→ BRIEF: Copy out each line in the material below that has the word "Sites".

→ RECORD SET:
──────

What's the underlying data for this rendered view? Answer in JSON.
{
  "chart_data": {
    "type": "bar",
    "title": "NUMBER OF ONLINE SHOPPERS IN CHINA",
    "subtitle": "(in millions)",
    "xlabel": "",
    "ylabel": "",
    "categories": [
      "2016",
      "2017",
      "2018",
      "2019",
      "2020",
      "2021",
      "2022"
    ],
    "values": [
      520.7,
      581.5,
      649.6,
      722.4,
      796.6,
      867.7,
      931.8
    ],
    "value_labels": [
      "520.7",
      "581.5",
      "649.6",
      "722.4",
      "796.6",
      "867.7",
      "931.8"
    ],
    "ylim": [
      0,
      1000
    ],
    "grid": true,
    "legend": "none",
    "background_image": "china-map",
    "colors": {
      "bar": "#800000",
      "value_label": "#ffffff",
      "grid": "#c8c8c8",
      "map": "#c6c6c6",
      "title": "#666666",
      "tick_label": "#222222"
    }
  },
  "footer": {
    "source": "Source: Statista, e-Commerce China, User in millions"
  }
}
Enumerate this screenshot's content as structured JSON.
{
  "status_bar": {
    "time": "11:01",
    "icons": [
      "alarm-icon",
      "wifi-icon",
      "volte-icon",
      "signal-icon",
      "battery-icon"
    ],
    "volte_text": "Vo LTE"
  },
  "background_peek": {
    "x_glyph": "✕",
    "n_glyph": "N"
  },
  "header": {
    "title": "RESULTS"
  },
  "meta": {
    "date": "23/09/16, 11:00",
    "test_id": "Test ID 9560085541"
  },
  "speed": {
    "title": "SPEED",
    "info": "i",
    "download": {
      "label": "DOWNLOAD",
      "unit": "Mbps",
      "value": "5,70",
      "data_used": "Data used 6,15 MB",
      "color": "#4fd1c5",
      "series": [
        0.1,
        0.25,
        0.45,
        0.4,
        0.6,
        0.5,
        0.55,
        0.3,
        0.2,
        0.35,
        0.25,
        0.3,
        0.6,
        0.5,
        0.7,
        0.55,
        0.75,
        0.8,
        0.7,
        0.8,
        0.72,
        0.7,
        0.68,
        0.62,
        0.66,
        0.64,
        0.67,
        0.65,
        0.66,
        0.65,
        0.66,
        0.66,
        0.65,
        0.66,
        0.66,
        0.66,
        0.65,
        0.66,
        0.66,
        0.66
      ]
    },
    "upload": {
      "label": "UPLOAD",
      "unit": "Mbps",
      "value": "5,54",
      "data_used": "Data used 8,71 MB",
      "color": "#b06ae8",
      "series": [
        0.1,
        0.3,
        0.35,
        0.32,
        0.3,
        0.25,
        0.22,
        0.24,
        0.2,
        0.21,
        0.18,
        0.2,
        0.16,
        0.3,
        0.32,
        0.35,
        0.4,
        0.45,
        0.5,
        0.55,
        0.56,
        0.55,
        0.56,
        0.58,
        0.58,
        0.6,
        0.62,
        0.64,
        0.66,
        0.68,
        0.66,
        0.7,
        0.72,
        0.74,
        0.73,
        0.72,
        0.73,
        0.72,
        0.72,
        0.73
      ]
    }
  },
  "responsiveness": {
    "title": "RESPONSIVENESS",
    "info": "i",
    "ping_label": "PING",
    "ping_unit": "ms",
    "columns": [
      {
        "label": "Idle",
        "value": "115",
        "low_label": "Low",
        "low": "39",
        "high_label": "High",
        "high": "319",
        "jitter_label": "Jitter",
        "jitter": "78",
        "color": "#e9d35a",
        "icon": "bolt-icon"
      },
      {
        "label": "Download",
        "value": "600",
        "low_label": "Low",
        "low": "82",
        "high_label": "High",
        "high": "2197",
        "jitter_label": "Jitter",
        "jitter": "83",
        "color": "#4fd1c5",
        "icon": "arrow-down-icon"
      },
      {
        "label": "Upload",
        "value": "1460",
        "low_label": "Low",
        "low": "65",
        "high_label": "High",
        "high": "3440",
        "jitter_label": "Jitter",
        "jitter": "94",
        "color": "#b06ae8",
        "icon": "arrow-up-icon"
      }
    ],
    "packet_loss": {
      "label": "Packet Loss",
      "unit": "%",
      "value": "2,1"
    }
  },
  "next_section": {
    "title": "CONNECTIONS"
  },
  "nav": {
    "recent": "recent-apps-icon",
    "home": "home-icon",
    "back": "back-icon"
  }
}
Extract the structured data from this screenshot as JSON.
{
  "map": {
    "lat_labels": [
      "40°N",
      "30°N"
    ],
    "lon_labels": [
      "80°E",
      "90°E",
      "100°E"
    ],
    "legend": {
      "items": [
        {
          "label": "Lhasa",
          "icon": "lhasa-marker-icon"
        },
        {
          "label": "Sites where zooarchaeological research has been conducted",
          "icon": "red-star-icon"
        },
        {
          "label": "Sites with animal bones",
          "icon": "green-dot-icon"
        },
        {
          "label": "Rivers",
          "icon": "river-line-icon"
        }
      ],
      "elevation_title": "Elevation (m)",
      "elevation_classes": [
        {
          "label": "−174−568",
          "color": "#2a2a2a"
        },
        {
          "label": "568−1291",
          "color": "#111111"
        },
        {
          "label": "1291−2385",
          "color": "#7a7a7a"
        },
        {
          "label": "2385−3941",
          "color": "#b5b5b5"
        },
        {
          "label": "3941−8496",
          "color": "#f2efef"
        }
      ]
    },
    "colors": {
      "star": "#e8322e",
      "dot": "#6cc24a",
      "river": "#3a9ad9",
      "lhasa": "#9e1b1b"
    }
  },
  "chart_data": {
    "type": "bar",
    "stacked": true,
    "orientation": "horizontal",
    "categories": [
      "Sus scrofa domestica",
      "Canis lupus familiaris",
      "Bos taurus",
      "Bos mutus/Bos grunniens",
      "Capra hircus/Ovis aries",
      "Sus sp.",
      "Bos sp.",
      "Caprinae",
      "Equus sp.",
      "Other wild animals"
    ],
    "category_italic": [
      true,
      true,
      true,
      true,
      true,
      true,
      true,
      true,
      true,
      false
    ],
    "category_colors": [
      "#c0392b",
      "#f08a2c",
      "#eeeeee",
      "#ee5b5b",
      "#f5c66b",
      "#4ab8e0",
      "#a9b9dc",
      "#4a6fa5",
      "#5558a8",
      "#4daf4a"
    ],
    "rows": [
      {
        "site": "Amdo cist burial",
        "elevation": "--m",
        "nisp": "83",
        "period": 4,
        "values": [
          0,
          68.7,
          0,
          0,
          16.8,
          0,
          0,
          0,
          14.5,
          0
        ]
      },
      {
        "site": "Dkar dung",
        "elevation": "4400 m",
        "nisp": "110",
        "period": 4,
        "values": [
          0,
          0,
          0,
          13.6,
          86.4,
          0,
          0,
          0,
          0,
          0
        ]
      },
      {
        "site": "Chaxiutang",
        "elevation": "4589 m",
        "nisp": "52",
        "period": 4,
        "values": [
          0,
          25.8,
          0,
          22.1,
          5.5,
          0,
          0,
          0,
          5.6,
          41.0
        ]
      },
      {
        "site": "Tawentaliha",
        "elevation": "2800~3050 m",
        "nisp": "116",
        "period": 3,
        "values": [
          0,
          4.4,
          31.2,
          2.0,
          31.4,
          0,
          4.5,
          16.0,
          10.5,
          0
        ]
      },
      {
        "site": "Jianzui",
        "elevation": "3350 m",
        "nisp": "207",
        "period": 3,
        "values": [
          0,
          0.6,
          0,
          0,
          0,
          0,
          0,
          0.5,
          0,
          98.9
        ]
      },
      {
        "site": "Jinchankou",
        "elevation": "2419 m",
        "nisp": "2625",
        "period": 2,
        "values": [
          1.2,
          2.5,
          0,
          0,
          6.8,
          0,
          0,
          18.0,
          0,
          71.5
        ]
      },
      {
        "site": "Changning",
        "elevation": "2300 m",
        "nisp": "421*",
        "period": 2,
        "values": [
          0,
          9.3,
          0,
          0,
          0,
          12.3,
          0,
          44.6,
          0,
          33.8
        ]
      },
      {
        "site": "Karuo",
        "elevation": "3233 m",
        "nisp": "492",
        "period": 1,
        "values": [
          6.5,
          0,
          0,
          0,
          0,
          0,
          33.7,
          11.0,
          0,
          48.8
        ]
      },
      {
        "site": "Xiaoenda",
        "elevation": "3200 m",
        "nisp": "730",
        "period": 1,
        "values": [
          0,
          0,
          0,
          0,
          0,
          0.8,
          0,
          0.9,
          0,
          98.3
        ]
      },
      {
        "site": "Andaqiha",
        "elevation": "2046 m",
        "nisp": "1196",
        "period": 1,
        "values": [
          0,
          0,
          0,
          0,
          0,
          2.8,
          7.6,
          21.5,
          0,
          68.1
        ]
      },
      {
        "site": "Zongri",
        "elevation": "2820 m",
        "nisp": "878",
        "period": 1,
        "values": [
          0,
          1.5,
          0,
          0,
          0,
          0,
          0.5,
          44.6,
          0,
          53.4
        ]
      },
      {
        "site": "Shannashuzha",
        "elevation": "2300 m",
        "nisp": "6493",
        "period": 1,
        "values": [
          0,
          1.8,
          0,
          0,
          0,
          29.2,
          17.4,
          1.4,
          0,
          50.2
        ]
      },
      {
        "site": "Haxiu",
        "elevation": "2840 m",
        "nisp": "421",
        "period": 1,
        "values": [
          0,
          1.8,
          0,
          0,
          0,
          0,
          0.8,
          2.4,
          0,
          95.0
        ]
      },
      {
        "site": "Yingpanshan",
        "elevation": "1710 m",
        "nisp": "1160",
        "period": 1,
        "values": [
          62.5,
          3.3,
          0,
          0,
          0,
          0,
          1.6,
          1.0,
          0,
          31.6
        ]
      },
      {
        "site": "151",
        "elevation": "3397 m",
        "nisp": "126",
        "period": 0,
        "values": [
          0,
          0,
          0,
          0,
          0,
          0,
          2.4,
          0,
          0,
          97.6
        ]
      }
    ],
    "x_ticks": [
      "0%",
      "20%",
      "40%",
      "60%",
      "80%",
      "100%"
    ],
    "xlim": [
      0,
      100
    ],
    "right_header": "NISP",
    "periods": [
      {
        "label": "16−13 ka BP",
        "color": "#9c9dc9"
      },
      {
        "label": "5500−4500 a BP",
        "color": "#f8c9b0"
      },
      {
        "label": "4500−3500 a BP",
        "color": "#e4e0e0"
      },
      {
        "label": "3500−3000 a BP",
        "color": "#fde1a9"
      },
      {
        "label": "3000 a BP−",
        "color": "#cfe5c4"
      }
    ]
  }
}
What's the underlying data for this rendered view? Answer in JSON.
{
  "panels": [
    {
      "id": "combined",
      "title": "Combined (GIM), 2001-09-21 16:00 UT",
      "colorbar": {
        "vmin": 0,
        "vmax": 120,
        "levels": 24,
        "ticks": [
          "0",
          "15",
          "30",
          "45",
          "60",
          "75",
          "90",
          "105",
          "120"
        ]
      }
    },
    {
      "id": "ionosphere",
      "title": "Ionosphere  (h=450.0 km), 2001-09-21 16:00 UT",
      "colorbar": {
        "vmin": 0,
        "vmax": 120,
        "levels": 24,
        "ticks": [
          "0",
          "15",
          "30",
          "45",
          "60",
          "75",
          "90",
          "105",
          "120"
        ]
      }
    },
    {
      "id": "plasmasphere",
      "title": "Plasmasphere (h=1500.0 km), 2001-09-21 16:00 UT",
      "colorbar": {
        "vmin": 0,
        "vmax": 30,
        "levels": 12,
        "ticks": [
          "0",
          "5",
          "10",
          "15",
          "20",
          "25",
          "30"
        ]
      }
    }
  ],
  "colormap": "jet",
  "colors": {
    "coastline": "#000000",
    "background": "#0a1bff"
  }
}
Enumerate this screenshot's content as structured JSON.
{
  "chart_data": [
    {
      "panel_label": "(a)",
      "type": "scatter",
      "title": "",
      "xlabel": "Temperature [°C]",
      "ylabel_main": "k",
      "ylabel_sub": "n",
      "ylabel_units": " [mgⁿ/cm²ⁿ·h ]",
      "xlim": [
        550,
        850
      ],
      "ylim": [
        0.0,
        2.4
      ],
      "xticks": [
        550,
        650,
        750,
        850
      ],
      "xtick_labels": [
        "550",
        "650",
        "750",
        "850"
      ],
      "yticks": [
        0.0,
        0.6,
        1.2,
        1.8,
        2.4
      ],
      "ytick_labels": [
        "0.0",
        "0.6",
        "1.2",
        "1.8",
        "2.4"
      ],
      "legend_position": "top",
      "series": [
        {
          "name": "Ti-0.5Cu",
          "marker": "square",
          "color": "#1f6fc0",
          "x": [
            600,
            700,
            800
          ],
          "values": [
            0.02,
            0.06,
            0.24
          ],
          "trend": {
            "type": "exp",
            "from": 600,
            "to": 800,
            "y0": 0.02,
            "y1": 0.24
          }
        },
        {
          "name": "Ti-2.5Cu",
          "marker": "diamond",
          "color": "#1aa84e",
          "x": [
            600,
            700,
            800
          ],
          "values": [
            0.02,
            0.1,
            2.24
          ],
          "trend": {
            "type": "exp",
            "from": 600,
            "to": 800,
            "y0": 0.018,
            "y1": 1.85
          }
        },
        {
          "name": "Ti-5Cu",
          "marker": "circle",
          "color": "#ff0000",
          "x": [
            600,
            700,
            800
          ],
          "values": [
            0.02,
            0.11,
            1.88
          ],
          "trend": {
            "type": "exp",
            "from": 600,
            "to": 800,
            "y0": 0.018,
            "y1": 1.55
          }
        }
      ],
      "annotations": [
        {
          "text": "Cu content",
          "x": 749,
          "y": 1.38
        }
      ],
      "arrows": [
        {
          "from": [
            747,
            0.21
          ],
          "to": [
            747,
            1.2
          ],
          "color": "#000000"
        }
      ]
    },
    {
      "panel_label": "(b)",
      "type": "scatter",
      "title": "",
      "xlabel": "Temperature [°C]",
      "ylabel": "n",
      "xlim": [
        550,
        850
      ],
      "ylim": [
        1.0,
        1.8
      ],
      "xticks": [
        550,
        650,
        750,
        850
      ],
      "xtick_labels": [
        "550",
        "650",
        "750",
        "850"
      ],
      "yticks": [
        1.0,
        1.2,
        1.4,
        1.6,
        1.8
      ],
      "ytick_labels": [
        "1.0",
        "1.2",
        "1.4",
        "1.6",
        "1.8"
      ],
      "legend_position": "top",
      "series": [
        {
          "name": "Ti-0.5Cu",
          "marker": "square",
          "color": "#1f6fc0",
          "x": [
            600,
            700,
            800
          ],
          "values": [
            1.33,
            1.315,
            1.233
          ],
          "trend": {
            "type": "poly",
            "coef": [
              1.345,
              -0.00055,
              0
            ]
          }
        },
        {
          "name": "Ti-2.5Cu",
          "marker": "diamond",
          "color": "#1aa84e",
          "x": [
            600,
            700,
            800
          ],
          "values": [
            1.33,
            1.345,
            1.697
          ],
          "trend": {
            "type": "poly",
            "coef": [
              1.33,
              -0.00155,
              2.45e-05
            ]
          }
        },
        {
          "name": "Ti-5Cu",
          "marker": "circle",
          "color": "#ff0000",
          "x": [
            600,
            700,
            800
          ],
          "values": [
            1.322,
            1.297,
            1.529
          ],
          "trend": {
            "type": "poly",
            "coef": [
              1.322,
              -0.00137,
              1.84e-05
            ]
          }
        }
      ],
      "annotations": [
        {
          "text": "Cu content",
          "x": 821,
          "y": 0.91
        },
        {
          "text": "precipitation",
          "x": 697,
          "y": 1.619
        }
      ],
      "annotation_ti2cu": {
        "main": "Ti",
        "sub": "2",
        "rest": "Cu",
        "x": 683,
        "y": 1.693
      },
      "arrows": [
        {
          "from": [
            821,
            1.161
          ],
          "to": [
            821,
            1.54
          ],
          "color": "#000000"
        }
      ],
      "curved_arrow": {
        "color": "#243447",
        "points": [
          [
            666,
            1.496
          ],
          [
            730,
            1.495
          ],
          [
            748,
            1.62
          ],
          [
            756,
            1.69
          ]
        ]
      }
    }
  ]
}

──────

→ RESPONSE BELOW:
          "label": "Sites where zooarchaeological research has been conducted",
          "label": "Sites with animal bones",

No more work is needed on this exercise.